## Exercise materials
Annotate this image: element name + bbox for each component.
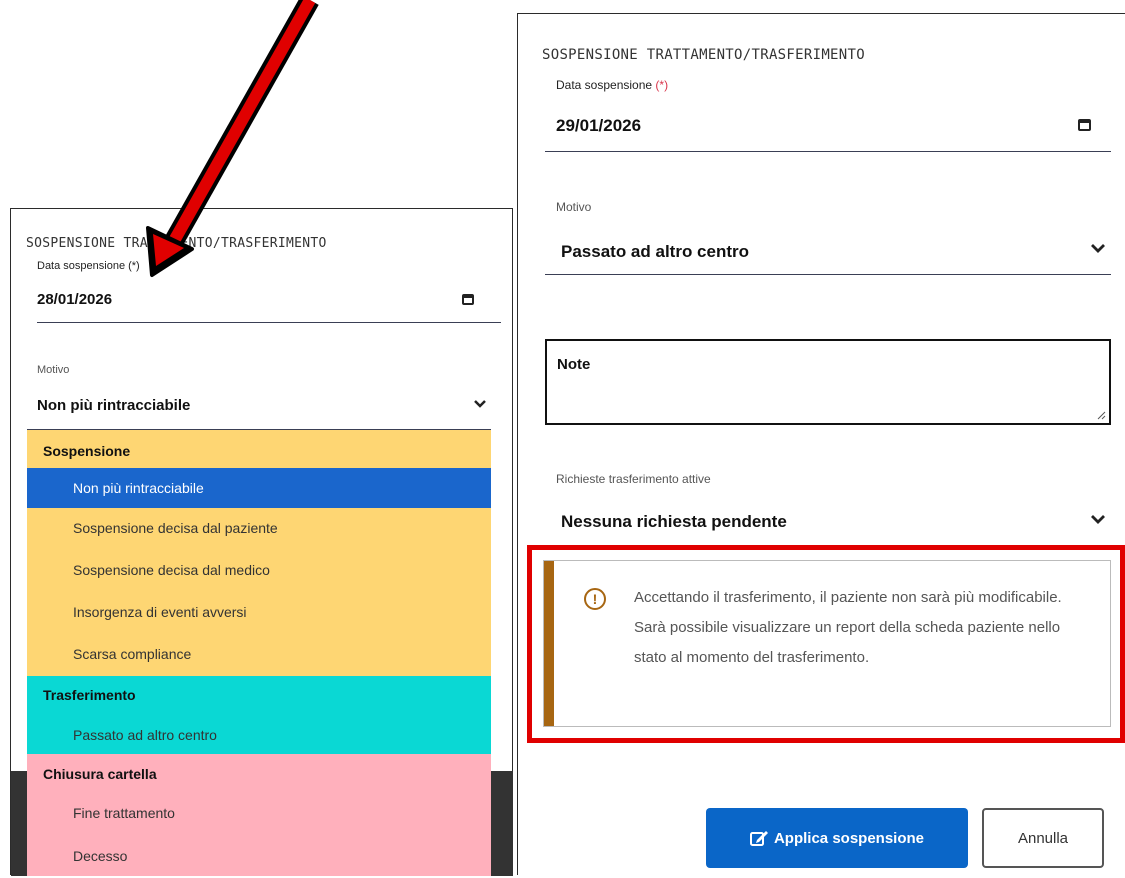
calendar-icon[interactable] [462, 294, 474, 305]
transfer-requests-label: Richieste trasferimento attive [556, 472, 711, 486]
option-sospensione-paziente[interactable]: Sospensione decisa dal paziente [27, 508, 491, 549]
modal-backdrop-right [491, 771, 513, 876]
chevron-down-icon[interactable] [473, 399, 487, 409]
reason-select[interactable]: Passato ad altro centro [561, 242, 749, 262]
date-underline [545, 151, 1111, 152]
reason-label: Motivo [37, 364, 70, 376]
group-header-chiusura-cartella: Chiusura cartella [27, 754, 491, 792]
resize-handle-icon[interactable] [1096, 410, 1106, 420]
transfer-requests-select[interactable]: Nessuna richiesta pendente [561, 512, 787, 532]
section-title: SOSPENSIONE TRATTAMENTO/TRASFERIMENTO [542, 47, 865, 63]
reason-label: Motivo [556, 200, 592, 214]
cancel-button[interactable]: Annulla [982, 808, 1104, 868]
apply-suspension-button[interactable]: Applica sospensione [706, 808, 968, 868]
reason-select[interactable]: Non più rintracciabile [37, 397, 190, 414]
calendar-icon[interactable] [1078, 119, 1091, 131]
option-passato-altro-centro[interactable]: Passato ad altro centro [27, 714, 491, 754]
date-underline [37, 322, 501, 323]
section-title: SOSPENSIONE TRATTAMENTO/TRASFERIMENTO [26, 236, 327, 251]
modal-backdrop-left [11, 771, 27, 876]
date-label: Data sospensione (*) [37, 260, 140, 272]
left-suspension-form: SOSPENSIONE TRATTAMENTO/TRASFERIMENTO Da… [10, 208, 513, 876]
option-fine-trattamento[interactable]: Fine trattamento [27, 792, 491, 834]
option-non-piu-rintracciabile[interactable]: Non più rintracciabile [27, 468, 491, 508]
chevron-down-icon[interactable] [1090, 243, 1106, 254]
notes-textarea[interactable]: Note [545, 339, 1111, 425]
date-input[interactable]: 28/01/2026 [37, 291, 112, 308]
notes-label: Note [557, 356, 591, 373]
date-input[interactable]: 29/01/2026 [556, 116, 641, 136]
group-header-sospensione: Sospensione [27, 430, 491, 468]
apply-suspension-label: Applica sospensione [773, 829, 925, 847]
reason-underline [545, 274, 1111, 275]
option-sospensione-medico[interactable]: Sospensione decisa dal medico [27, 549, 491, 591]
group-header-trasferimento: Trasferimento [27, 676, 491, 714]
annotation-highlight-box [527, 545, 1125, 743]
edit-icon [749, 831, 768, 846]
option-eventi-avversi[interactable]: Insorgenza di eventi avversi [27, 591, 491, 633]
date-label: Data sospensione (*) [556, 78, 669, 92]
chevron-down-icon[interactable] [1090, 514, 1106, 525]
option-scarsa-compliance[interactable]: Scarsa compliance [27, 633, 491, 676]
option-decesso[interactable]: Decesso [27, 834, 491, 876]
required-mark: (*) [655, 78, 669, 92]
right-suspension-form: SOSPENSIONE TRATTAMENTO/TRASFERIMENTO Da… [517, 13, 1125, 875]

## What this task involves
Copy verbatim everything in the listing from the line containing "calendar-icon[interactable] [462, 294, 474, 305]" down to the line containing "reason-label: Motivo [556, 200, 592, 214]", including both of those lines.

## Result for this exercise
calendar-icon[interactable] [462, 294, 474, 305]
transfer-requests-label: Richieste trasferimento attive [556, 472, 711, 486]
option-sospensione-paziente[interactable]: Sospensione decisa dal paziente [27, 508, 491, 549]
modal-backdrop-right [491, 771, 513, 876]
chevron-down-icon[interactable] [473, 399, 487, 409]
reason-select[interactable]: Passato ad altro centro [561, 242, 749, 262]
date-underline [545, 151, 1111, 152]
reason-label: Motivo [37, 364, 70, 376]
group-header-chiusura-cartella: Chiusura cartella [27, 754, 491, 792]
resize-handle-icon[interactable] [1096, 410, 1106, 420]
transfer-requests-select[interactable]: Nessuna richiesta pendente [561, 512, 787, 532]
section-title: SOSPENSIONE TRATTAMENTO/TRASFERIMENTO [542, 47, 865, 63]
reason-label: Motivo [556, 200, 592, 214]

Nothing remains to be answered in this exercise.